Given problem.
Leave out the pictures and transcribe the rest of the records exactly.

+-------+

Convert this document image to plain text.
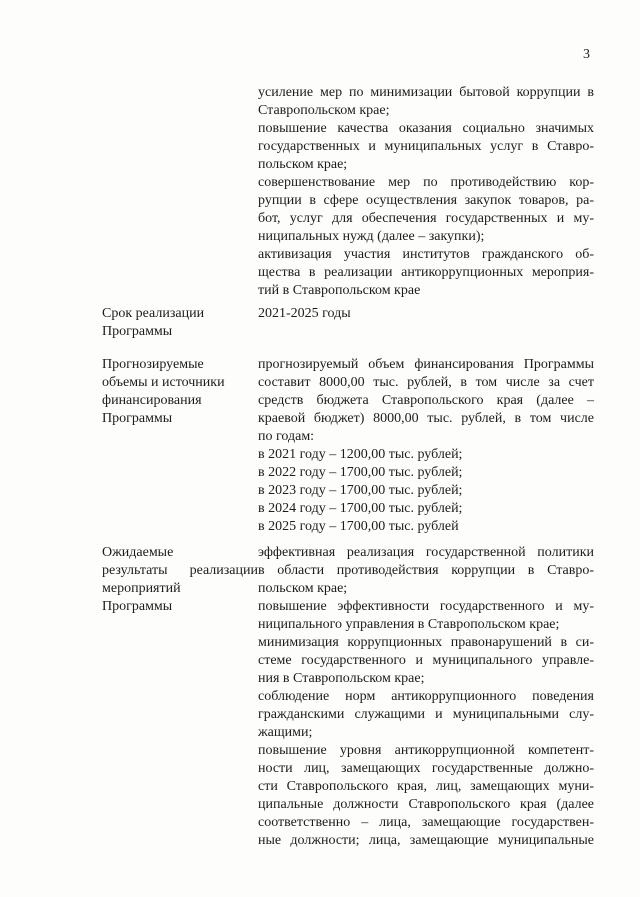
3
усиление мер по минимизации бытовой коррупции в
Ставропольском крае;
повышение качества оказания социально значимых
государственных и муниципальных услуг в Ставро-
польском крае;
совершенствование мер по противодействию кор-
рупции в сфере осуществления закупок товаров, ра-
бот, услуг для обеспечения государственных и му-
ниципальных нужд (далее – закупки);
активизация участия институтов гражданского об-
щества в реализации антикоррупционных мероприя-
тий в Ставропольском крае
Срок реализации
Программы
2021-2025 годы
Прогнозируемые
объемы и источники
финансирования
Программы
прогнозируемый объем финансирования Программы
составит 8000,00 тыс. рублей, в том числе за счет
средств бюджета Ставропольского края (далее –
краевой бюджет) 8000,00 тыс. рублей, в том числе
по годам:
в 2021 году – 1200,00 тыс. рублей;
в 2022 году – 1700,00 тыс. рублей;
в 2023 году – 1700,00 тыс. рублей;
в 2024 году – 1700,00 тыс. рублей;
в 2025 году – 1700,00 тыс. рублей
Ожидаемые
результаты реализации
мероприятий
Программы
эффективная реализация государственной политики
в области противодействия коррупции в Ставро-
польском крае;
повышение эффективности государственного и му-
ниципального управления в Ставропольском крае;
минимизация коррупционных правонарушений в си-
стеме государственного и муниципального управле-
ния в Ставропольском крае;
соблюдение норм антикоррупционного поведения
гражданскими служащими и муниципальными слу-
жащими;
повышение уровня антикоррупционной компетент-
ности лиц, замещающих государственные должно-
сти Ставропольского края, лиц, замещающих муни-
ципальные должности Ставропольского края (далее
соответственно – лица, замещающие государствен-
ные должности; лица, замещающие муниципальные
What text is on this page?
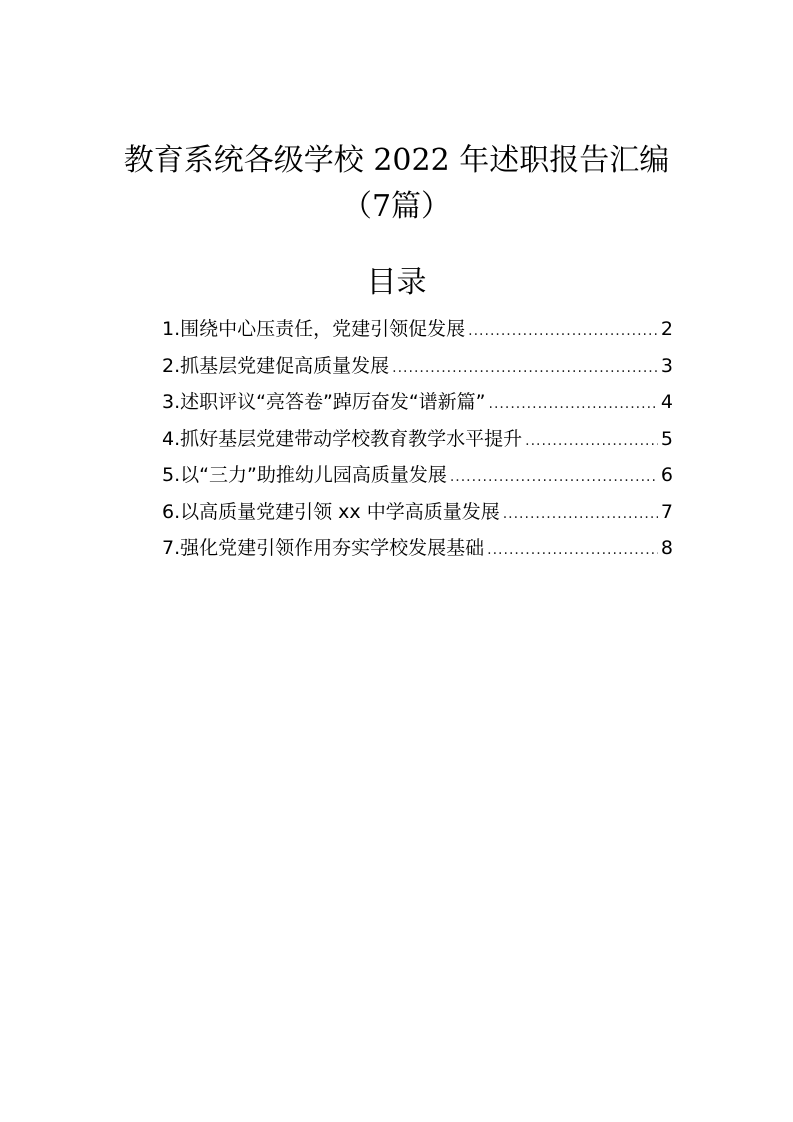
教育系统各级学校 2022 年述职报告汇编（7篇）
目录
1.围绕中心压责任，党建引领促发展 .....	2
2.抓基层党建促高质量发展 .....	3
3.述职评议“亮答卷”踔厉奋发“谱新篇” .....	4
4.抓好基层党建带动学校教育教学水平提升 .....	5
5.以“三力”助推幼儿园高质量发展 .....	6
6.以高质量党建引领 xx 中学高质量发展 .....	7
7.强化党建引领作用夯实学校发展基础 .....	8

+-------+

Answer below.
Convert this document image to plain text.
3
усиление мер по минимизации бытовой коррупции в
Ставропольском крае;
повышение качества оказания социально значимых
государственных и муниципальных услуг в Ставро-
польском крае;
совершенствование мер по противодействию кор-
рупции в сфере осуществления закупок товаров, ра-
бот, услуг для обеспечения государственных и му-
ниципальных нужд (далее – закупки);
активизация участия институтов гражданского об-
щества в реализации антикоррупционных мероприя-
тий в Ставропольском крае
Срок реализации
Программы
2021-2025 годы
Прогнозируемые
объемы и источники
финансирования
Программы
прогнозируемый объем финансирования Программы
составит 8000,00 тыс. рублей, в том числе за счет
средств бюджета Ставропольского края (далее –
краевой бюджет) 8000,00 тыс. рублей, в том числе
по годам:
в 2021 году – 1200,00 тыс. рублей;
в 2022 году – 1700,00 тыс. рублей;
в 2023 году – 1700,00 тыс. рублей;
в 2024 году – 1700,00 тыс. рублей;
в 2025 году – 1700,00 тыс. рублей
Ожидаемые
результаты реализации
мероприятий
Программы
эффективная реализация государственной политики
в области противодействия коррупции в Ставро-
польском крае;
повышение эффективности государственного и му-
ниципального управления в Ставропольском крае;
минимизация коррупционных правонарушений в си-
стеме государственного и муниципального управле-
ния в Ставропольском крае;
соблюдение норм антикоррупционного поведения
гражданскими служащими и муниципальными слу-
жащими;
повышение уровня антикоррупционной компетент-
ности лиц, замещающих государственные должно-
сти Ставропольского края, лиц, замещающих муни-
ципальные должности Ставропольского края (далее
соответственно – лица, замещающие государствен-
ные должности; лица, замещающие муниципальные
What text is on this page?
教育系统各级学校 2022 年述职报告汇编（7篇）
目录
1.围绕中心压责任，党建引领促发展 .....	2
2.抓基层党建促高质量发展 .....	3
3.述职评议“亮答卷”踔厉奋发“谱新篇” .....	4
4.抓好基层党建带动学校教育教学水平提升 .....	5
5.以“三力”助推幼儿园高质量发展 .....	6
6.以高质量党建引领 xx 中学高质量发展 .....	7
7.强化党建引领作用夯实学校发展基础 .....	8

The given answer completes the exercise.